TASK BRIEF:
Gather up every line that includes the string "screenshot".
-- Start of RECORDS SUPPLIED --
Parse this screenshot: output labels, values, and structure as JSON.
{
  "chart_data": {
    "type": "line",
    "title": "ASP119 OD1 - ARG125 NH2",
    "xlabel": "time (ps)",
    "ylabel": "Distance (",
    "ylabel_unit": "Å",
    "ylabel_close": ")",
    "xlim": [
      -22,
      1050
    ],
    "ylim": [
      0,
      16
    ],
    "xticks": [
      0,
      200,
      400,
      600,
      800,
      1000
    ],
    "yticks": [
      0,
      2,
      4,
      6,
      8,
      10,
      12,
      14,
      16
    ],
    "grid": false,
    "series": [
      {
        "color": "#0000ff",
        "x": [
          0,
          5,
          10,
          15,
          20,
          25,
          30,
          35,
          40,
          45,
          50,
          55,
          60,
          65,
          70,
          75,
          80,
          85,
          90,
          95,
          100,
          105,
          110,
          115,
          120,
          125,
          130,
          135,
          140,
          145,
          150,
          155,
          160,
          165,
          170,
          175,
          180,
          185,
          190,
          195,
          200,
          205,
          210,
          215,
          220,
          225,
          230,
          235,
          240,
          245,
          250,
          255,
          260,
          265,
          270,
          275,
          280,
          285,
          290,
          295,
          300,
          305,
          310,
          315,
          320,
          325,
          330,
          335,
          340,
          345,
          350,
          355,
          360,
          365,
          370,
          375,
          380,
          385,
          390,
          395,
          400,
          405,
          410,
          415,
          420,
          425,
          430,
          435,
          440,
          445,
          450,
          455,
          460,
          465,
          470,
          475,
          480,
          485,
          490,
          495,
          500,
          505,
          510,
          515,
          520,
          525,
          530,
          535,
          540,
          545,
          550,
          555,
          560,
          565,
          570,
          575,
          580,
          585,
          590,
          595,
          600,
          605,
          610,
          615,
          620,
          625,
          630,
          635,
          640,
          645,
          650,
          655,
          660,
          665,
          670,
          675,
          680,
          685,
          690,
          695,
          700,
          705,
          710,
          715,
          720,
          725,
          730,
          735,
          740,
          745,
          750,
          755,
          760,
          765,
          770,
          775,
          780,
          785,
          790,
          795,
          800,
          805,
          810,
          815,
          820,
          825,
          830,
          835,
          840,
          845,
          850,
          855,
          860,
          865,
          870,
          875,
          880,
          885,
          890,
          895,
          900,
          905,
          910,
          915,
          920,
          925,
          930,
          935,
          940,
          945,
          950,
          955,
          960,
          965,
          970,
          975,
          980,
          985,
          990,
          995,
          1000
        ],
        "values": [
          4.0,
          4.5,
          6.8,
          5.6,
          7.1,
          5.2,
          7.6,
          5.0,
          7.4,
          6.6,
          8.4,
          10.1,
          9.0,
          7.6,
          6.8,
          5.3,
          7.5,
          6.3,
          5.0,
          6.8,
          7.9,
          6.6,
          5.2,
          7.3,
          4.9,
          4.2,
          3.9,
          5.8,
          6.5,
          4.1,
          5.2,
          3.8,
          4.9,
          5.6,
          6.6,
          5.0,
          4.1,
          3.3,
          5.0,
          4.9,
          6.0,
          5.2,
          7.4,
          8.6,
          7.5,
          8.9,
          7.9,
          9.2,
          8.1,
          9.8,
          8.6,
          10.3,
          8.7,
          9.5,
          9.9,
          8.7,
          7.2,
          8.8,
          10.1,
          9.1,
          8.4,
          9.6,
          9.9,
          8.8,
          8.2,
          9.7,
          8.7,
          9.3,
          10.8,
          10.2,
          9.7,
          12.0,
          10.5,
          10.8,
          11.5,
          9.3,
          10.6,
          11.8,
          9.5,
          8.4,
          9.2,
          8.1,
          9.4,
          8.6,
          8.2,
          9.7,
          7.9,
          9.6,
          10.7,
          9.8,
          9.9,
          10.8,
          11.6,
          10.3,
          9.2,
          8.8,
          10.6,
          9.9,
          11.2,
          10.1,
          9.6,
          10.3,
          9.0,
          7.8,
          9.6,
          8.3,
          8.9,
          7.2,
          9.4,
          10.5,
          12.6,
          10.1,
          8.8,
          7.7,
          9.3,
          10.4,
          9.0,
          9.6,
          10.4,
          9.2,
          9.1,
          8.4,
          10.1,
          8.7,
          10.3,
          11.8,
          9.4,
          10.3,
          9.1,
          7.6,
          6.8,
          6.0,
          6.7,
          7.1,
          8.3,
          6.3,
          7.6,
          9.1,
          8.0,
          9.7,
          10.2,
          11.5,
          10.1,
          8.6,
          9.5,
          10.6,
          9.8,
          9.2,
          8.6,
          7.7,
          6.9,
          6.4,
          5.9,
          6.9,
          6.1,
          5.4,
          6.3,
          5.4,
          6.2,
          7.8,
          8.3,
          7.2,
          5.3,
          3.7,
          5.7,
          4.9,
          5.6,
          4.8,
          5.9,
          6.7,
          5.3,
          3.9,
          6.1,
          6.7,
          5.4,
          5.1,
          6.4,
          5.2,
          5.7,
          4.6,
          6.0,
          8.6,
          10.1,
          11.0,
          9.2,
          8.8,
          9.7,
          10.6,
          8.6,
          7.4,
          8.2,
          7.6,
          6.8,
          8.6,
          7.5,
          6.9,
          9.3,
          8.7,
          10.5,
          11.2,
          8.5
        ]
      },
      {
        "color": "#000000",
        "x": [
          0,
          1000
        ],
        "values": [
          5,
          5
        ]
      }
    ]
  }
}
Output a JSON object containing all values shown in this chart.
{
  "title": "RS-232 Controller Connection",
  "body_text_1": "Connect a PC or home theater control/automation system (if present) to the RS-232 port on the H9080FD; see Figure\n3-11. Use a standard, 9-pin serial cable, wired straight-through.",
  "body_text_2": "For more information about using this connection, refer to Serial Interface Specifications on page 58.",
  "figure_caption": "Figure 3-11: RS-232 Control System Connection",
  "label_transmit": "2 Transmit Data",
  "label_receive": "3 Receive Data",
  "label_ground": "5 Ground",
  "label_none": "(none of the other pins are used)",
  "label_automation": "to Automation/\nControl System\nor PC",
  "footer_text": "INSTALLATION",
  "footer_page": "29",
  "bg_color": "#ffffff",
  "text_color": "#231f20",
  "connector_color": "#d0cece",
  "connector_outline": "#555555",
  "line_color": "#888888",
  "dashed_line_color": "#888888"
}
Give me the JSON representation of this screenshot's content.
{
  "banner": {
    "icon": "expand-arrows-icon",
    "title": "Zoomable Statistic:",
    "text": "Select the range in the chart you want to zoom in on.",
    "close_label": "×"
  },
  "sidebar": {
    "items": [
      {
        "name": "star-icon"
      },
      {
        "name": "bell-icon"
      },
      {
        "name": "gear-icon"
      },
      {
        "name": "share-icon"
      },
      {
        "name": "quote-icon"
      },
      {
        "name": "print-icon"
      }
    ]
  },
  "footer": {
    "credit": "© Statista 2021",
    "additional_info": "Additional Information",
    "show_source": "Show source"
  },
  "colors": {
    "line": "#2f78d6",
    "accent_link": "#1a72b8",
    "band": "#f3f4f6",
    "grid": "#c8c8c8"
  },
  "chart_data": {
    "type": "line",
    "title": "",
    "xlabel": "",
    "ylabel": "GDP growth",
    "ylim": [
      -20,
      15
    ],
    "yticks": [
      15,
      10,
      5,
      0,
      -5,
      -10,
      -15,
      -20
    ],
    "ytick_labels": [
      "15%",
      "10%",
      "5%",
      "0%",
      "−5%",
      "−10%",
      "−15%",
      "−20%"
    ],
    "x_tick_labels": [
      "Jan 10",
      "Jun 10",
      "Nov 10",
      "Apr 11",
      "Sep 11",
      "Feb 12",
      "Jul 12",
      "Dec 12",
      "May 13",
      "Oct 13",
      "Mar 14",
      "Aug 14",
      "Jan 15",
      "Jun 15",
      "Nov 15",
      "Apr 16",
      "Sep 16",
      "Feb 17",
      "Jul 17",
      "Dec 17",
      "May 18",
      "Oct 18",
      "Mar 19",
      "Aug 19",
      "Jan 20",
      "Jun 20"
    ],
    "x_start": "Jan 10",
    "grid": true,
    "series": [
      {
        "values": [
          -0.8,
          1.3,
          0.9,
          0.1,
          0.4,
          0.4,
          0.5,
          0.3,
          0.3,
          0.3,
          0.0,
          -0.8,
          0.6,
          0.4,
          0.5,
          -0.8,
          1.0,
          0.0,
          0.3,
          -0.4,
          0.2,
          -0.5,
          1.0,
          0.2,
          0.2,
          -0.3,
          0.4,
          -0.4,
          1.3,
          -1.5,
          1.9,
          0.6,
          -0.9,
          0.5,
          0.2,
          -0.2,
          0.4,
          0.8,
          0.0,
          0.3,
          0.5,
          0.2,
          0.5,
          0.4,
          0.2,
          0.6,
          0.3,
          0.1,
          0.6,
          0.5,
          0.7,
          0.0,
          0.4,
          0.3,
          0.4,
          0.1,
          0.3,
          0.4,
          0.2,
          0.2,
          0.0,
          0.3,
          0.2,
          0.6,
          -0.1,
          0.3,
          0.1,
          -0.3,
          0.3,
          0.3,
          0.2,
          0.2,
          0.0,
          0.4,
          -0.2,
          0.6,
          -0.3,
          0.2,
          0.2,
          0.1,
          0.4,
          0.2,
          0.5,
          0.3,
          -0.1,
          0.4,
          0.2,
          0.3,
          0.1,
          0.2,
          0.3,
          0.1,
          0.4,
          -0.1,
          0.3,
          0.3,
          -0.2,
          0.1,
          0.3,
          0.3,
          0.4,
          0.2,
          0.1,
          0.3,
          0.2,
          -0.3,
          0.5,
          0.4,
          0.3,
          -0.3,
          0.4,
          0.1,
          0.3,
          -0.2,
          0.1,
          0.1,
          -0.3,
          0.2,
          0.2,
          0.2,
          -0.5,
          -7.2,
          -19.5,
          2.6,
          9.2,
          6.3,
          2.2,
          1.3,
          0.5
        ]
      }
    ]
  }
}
-- End of RECORDS SUPPLIED --
-- Start of RECORDS SUPPLIED --
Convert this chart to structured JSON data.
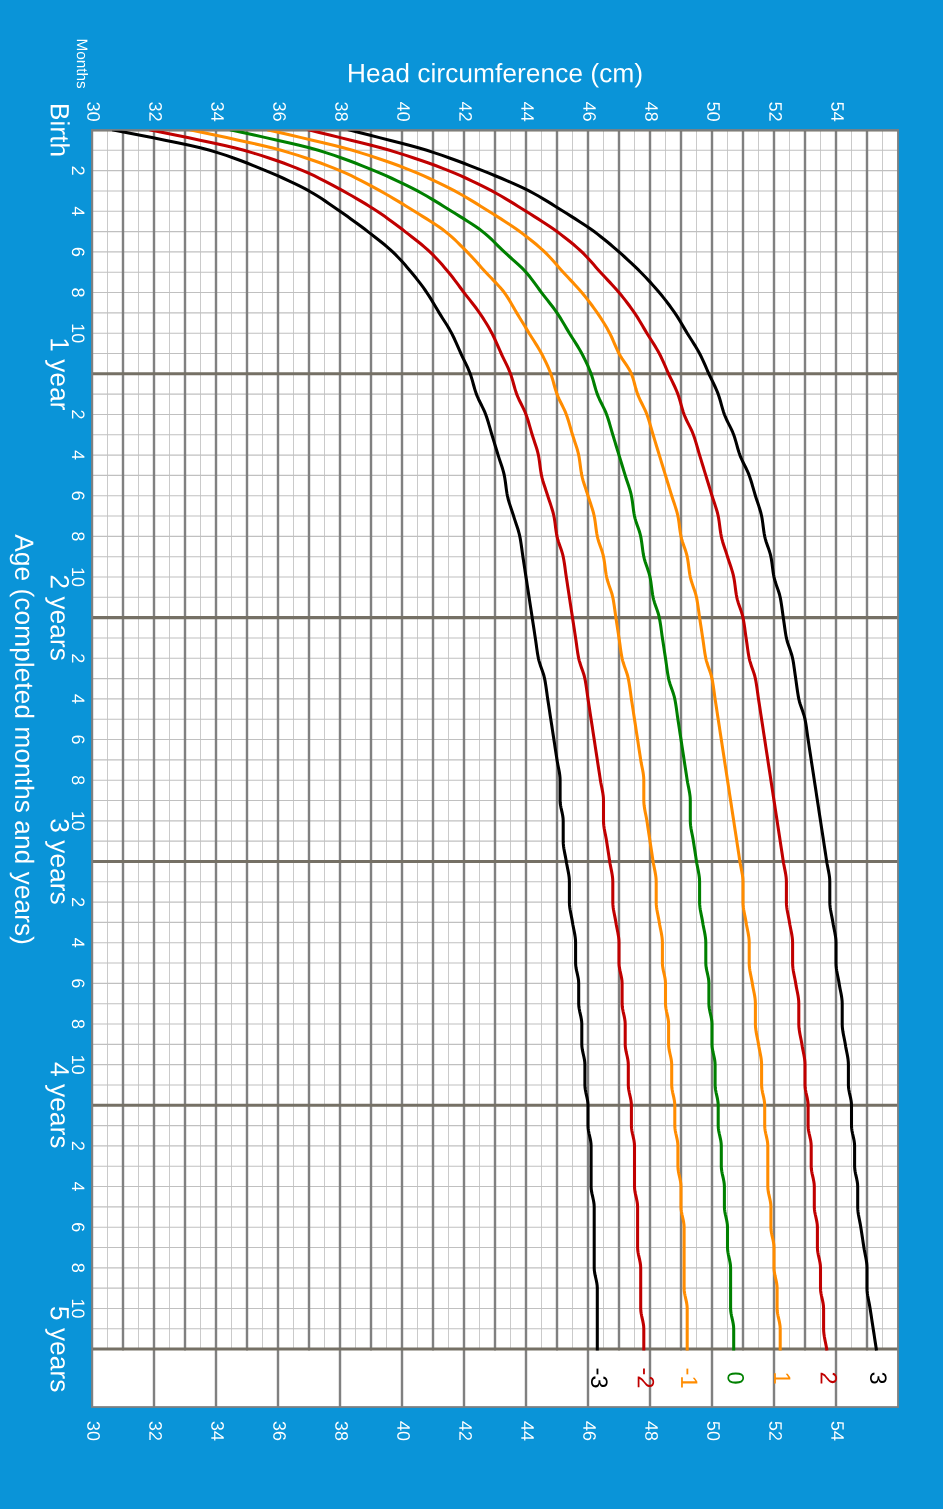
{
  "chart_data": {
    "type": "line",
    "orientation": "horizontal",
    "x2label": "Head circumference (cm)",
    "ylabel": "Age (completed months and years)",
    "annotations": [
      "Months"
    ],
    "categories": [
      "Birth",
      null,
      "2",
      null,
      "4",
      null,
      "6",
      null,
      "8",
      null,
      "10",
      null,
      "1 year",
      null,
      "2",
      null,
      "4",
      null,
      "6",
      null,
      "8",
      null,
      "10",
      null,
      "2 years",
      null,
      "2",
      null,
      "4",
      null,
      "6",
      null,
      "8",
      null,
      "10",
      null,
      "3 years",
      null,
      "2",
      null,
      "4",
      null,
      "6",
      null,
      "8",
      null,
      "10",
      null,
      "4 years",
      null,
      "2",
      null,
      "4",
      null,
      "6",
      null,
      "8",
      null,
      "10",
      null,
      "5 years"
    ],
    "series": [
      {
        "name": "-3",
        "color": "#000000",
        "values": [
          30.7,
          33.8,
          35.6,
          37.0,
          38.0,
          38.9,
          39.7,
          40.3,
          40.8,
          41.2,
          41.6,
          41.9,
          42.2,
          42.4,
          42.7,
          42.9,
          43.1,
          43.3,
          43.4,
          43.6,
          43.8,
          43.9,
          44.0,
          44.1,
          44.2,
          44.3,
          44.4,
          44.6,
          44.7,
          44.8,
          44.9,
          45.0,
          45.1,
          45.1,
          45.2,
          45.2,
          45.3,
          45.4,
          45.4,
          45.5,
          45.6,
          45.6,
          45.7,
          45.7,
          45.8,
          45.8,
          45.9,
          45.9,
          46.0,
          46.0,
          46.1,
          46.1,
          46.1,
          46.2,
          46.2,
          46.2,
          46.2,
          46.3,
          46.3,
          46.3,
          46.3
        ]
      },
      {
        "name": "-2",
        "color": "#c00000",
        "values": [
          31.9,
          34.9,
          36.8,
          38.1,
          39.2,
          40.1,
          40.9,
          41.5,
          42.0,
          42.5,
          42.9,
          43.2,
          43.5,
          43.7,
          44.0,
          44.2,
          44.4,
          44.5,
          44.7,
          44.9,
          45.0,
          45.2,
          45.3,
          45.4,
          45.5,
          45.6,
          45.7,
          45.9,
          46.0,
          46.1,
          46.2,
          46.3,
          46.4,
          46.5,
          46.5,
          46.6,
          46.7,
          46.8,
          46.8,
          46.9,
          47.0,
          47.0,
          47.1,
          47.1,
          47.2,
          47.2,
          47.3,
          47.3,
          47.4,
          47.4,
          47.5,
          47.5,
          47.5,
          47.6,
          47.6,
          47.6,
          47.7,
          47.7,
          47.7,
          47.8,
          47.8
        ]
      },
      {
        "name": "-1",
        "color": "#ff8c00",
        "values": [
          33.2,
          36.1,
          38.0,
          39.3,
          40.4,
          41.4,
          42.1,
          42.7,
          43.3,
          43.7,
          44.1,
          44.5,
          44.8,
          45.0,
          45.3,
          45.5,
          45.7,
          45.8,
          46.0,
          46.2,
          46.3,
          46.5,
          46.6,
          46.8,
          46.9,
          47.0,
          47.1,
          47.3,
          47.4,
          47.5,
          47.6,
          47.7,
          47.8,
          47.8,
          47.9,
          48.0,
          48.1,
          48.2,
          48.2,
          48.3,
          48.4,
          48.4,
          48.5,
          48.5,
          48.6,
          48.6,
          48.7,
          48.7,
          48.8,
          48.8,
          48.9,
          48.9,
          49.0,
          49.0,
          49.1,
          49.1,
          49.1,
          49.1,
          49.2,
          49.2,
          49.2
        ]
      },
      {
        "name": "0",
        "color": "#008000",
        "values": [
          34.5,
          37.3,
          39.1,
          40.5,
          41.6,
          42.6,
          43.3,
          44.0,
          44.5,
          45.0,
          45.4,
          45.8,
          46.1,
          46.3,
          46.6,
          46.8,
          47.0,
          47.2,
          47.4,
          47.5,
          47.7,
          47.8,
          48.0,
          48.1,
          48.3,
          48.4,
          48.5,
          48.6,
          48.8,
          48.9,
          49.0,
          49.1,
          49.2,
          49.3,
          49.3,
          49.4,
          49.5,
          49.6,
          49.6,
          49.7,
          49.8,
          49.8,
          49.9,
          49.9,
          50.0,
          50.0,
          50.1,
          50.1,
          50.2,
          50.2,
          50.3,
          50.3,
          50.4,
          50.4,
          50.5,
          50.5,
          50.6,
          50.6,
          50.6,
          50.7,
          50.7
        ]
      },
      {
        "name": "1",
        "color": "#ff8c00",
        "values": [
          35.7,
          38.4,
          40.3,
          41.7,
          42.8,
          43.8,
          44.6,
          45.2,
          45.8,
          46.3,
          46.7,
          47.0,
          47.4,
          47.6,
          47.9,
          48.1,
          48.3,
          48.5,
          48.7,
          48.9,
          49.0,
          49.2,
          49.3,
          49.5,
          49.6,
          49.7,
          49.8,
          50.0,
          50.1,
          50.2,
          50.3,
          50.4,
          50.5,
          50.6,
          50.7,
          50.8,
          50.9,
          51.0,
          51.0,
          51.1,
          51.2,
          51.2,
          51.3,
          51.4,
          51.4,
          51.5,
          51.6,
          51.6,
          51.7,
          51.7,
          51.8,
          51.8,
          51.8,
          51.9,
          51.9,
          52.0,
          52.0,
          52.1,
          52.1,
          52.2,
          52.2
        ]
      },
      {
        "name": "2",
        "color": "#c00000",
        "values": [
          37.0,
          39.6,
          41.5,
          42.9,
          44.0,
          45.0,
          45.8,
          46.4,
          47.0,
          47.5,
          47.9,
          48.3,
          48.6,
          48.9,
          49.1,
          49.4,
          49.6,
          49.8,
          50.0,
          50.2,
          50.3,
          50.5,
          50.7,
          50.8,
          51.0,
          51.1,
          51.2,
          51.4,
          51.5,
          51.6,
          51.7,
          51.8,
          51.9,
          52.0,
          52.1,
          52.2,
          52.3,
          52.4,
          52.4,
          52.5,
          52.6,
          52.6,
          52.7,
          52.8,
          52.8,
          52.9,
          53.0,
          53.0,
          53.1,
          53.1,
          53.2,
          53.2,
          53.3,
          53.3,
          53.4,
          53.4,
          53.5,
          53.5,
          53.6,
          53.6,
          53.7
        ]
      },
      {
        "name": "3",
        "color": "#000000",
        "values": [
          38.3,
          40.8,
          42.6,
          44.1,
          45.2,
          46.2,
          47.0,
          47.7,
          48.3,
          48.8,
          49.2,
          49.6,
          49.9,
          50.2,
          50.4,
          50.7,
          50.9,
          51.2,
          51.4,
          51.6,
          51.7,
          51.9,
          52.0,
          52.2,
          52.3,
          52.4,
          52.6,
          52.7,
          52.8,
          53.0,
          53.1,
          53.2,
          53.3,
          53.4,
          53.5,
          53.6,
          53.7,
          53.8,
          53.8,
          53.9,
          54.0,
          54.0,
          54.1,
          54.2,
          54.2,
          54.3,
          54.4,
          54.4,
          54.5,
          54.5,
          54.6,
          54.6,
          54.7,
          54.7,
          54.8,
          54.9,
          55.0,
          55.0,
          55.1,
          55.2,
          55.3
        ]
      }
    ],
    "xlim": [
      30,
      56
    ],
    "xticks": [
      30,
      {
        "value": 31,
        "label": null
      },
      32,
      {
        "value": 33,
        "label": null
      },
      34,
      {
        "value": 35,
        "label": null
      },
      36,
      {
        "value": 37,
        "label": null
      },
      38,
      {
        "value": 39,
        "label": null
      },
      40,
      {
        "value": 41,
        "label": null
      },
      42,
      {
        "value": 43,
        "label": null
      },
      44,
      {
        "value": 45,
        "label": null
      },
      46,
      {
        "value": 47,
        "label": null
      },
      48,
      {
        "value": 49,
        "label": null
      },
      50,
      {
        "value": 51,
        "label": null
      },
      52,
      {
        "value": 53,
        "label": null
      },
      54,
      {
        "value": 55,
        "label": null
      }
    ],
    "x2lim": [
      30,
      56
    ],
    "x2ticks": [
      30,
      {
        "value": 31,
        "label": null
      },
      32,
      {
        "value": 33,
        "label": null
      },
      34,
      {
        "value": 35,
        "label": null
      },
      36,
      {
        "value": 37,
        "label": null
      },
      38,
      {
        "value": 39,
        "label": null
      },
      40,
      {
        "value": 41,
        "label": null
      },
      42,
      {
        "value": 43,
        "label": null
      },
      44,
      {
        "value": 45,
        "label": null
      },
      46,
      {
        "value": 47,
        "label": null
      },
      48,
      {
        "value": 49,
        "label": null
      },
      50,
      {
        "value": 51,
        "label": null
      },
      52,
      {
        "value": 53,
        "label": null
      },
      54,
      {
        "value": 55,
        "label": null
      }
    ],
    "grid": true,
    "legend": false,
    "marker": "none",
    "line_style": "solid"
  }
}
-- End of RECORDS SUPPLIED --
EXERCISE OUTPUT:
Parse this screenshot: output labels, values, and structure as JSON.
Give me the JSON representation of this screenshot's content.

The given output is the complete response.